OBJECTIVE
Please give the listing again in its entirety, exactly as written.

GIVEN ENTRIES
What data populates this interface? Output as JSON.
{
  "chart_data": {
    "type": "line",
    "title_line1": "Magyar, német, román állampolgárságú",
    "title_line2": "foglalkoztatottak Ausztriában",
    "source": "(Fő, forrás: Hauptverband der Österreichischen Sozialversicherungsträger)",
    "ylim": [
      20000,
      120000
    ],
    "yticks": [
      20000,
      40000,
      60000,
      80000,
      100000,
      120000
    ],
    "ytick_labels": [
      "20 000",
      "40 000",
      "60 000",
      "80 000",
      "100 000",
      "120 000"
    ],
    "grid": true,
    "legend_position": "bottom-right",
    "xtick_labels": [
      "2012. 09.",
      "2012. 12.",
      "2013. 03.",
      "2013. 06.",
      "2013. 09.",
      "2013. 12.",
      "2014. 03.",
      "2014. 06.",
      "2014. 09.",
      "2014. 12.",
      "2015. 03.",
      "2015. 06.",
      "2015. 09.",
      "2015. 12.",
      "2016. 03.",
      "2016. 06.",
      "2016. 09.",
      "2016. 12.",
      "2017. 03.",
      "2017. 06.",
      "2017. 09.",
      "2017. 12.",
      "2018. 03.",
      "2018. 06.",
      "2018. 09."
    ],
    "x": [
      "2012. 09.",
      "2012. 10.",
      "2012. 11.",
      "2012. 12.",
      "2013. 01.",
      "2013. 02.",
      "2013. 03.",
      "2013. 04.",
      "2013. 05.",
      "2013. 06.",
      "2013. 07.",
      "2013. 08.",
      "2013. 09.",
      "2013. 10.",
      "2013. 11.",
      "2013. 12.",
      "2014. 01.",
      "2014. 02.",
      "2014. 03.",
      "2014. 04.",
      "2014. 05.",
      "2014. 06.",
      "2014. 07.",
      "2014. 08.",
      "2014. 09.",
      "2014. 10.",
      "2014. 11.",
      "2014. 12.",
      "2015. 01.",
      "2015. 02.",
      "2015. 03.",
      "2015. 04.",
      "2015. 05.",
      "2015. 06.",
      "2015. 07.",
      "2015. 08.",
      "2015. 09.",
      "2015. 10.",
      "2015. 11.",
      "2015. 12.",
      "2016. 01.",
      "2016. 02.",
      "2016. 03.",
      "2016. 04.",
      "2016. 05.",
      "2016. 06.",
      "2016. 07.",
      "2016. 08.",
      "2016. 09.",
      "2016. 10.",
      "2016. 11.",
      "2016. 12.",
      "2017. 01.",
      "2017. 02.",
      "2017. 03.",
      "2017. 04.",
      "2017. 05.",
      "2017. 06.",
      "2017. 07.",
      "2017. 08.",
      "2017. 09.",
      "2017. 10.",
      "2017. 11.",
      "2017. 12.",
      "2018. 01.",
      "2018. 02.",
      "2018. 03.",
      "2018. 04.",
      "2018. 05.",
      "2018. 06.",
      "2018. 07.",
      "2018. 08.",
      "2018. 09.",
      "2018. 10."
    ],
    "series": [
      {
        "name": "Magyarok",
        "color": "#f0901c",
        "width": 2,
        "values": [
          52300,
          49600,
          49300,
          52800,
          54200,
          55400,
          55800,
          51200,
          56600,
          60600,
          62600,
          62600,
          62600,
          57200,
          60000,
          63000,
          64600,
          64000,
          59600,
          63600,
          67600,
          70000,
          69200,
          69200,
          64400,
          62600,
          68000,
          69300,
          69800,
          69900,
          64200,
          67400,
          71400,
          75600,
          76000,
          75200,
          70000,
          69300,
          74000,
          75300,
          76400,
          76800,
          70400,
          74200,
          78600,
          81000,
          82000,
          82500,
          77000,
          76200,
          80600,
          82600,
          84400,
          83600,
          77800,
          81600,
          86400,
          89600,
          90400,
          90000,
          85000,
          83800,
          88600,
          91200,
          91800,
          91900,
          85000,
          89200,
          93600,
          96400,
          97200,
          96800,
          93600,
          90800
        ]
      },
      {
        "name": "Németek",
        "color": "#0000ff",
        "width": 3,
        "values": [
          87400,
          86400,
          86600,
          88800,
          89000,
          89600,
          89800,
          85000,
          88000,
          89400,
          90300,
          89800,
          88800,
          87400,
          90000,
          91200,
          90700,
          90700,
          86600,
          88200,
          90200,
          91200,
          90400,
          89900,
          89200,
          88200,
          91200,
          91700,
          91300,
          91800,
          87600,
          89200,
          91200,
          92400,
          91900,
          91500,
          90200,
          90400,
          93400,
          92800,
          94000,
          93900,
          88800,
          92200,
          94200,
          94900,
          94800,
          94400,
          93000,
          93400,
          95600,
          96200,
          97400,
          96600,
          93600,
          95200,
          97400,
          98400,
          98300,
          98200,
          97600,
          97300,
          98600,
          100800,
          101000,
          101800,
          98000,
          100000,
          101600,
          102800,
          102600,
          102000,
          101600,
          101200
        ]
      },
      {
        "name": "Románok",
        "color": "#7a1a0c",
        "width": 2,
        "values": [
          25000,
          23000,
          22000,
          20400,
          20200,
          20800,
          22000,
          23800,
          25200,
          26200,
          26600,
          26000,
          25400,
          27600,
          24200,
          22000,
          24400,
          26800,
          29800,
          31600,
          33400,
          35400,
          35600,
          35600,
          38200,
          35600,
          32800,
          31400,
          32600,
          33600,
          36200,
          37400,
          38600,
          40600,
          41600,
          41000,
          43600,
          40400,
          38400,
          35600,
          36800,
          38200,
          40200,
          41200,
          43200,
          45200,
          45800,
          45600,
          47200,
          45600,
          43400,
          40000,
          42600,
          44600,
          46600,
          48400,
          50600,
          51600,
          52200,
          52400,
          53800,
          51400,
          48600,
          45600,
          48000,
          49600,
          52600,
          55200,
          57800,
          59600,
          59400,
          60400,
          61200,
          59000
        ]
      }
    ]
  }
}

WORKED SOLUTION
What data populates this interface? Output as JSON.
{
  "chart_data": {
    "type": "line",
    "title_line1": "Magyar, német, román állampolgárságú",
    "title_line2": "foglalkoztatottak Ausztriában",
    "source": "(Fő, forrás: Hauptverband der Österreichischen Sozialversicherungsträger)",
    "ylim": [
      20000,
      120000
    ],
    "yticks": [
      20000,
      40000,
      60000,
      80000,
      100000,
      120000
    ],
    "ytick_labels": [
      "20 000",
      "40 000",
      "60 000",
      "80 000",
      "100 000",
      "120 000"
    ],
    "grid": true,
    "legend_position": "bottom-right",
    "xtick_labels": [
      "2012. 09.",
      "2012. 12.",
      "2013. 03.",
      "2013. 06.",
      "2013. 09.",
      "2013. 12.",
      "2014. 03.",
      "2014. 06.",
      "2014. 09.",
      "2014. 12.",
      "2015. 03.",
      "2015. 06.",
      "2015. 09.",
      "2015. 12.",
      "2016. 03.",
      "2016. 06.",
      "2016. 09.",
      "2016. 12.",
      "2017. 03.",
      "2017. 06.",
      "2017. 09.",
      "2017. 12.",
      "2018. 03.",
      "2018. 06.",
      "2018. 09."
    ],
    "x": [
      "2012. 09.",
      "2012. 10.",
      "2012. 11.",
      "2012. 12.",
      "2013. 01.",
      "2013. 02.",
      "2013. 03.",
      "2013. 04.",
      "2013. 05.",
      "2013. 06.",
      "2013. 07.",
      "2013. 08.",
      "2013. 09.",
      "2013. 10.",
      "2013. 11.",
      "2013. 12.",
      "2014. 01.",
      "2014. 02.",
      "2014. 03.",
      "2014. 04.",
      "2014. 05.",
      "2014. 06.",
      "2014. 07.",
      "2014. 08.",
      "2014. 09.",
      "2014. 10.",
      "2014. 11.",
      "2014. 12.",
      "2015. 01.",
      "2015. 02.",
      "2015. 03.",
      "2015. 04.",
      "2015. 05.",
      "2015. 06.",
      "2015. 07.",
      "2015. 08.",
      "2015. 09.",
      "2015. 10.",
      "2015. 11.",
      "2015. 12.",
      "2016. 01.",
      "2016. 02.",
      "2016. 03.",
      "2016. 04.",
      "2016. 05.",
      "2016. 06.",
      "2016. 07.",
      "2016. 08.",
      "2016. 09.",
      "2016. 10.",
      "2016. 11.",
      "2016. 12.",
      "2017. 01.",
      "2017. 02.",
      "2017. 03.",
      "2017. 04.",
      "2017. 05.",
      "2017. 06.",
      "2017. 07.",
      "2017. 08.",
      "2017. 09.",
      "2017. 10.",
      "2017. 11.",
      "2017. 12.",
      "2018. 01.",
      "2018. 02.",
      "2018. 03.",
      "2018. 04.",
      "2018. 05.",
      "2018. 06.",
      "2018. 07.",
      "2018. 08.",
      "2018. 09.",
      "2018. 10."
    ],
    "series": [
      {
        "name": "Magyarok",
        "color": "#f0901c",
        "width": 2,
        "values": [
          52300,
          49600,
          49300,
          52800,
          54200,
          55400,
          55800,
          51200,
          56600,
          60600,
          62600,
          62600,
          62600,
          57200,
          60000,
          63000,
          64600,
          64000,
          59600,
          63600,
          67600,
          70000,
          69200,
          69200,
          64400,
          62600,
          68000,
          69300,
          69800,
          69900,
          64200,
          67400,
          71400,
          75600,
          76000,
          75200,
          70000,
          69300,
          74000,
          75300,
          76400,
          76800,
          70400,
          74200,
          78600,
          81000,
          82000,
          82500,
          77000,
          76200,
          80600,
          82600,
          84400,
          83600,
          77800,
          81600,
          86400,
          89600,
          90400,
          90000,
          85000,
          83800,
          88600,
          91200,
          91800,
          91900,
          85000,
          89200,
          93600,
          96400,
          97200,
          96800,
          93600,
          90800
        ]
      },
      {
        "name": "Németek",
        "color": "#0000ff",
        "width": 3,
        "values": [
          87400,
          86400,
          86600,
          88800,
          89000,
          89600,
          89800,
          85000,
          88000,
          89400,
          90300,
          89800,
          88800,
          87400,
          90000,
          91200,
          90700,
          90700,
          86600,
          88200,
          90200,
          91200,
          90400,
          89900,
          89200,
          88200,
          91200,
          91700,
          91300,
          91800,
          87600,
          89200,
          91200,
          92400,
          91900,
          91500,
          90200,
          90400,
          93400,
          92800,
          94000,
          93900,
          88800,
          92200,
          94200,
          94900,
          94800,
          94400,
          93000,
          93400,
          95600,
          96200,
          97400,
          96600,
          93600,
          95200,
          97400,
          98400,
          98300,
          98200,
          97600,
          97300,
          98600,
          100800,
          101000,
          101800,
          98000,
          100000,
          101600,
          102800,
          102600,
          102000,
          101600,
          101200
        ]
      },
      {
        "name": "Románok",
        "color": "#7a1a0c",
        "width": 2,
        "values": [
          25000,
          23000,
          22000,
          20400,
          20200,
          20800,
          22000,
          23800,
          25200,
          26200,
          26600,
          26000,
          25400,
          27600,
          24200,
          22000,
          24400,
          26800,
          29800,
          31600,
          33400,
          35400,
          35600,
          35600,
          38200,
          35600,
          32800,
          31400,
          32600,
          33600,
          36200,
          37400,
          38600,
          40600,
          41600,
          41000,
          43600,
          40400,
          38400,
          35600,
          36800,
          38200,
          40200,
          41200,
          43200,
          45200,
          45800,
          45600,
          47200,
          45600,
          43400,
          40000,
          42600,
          44600,
          46600,
          48400,
          50600,
          51600,
          52200,
          52400,
          53800,
          51400,
          48600,
          45600,
          48000,
          49600,
          52600,
          55200,
          57800,
          59600,
          59400,
          60400,
          61200,
          59000
        ]
      }
    ]
  }
}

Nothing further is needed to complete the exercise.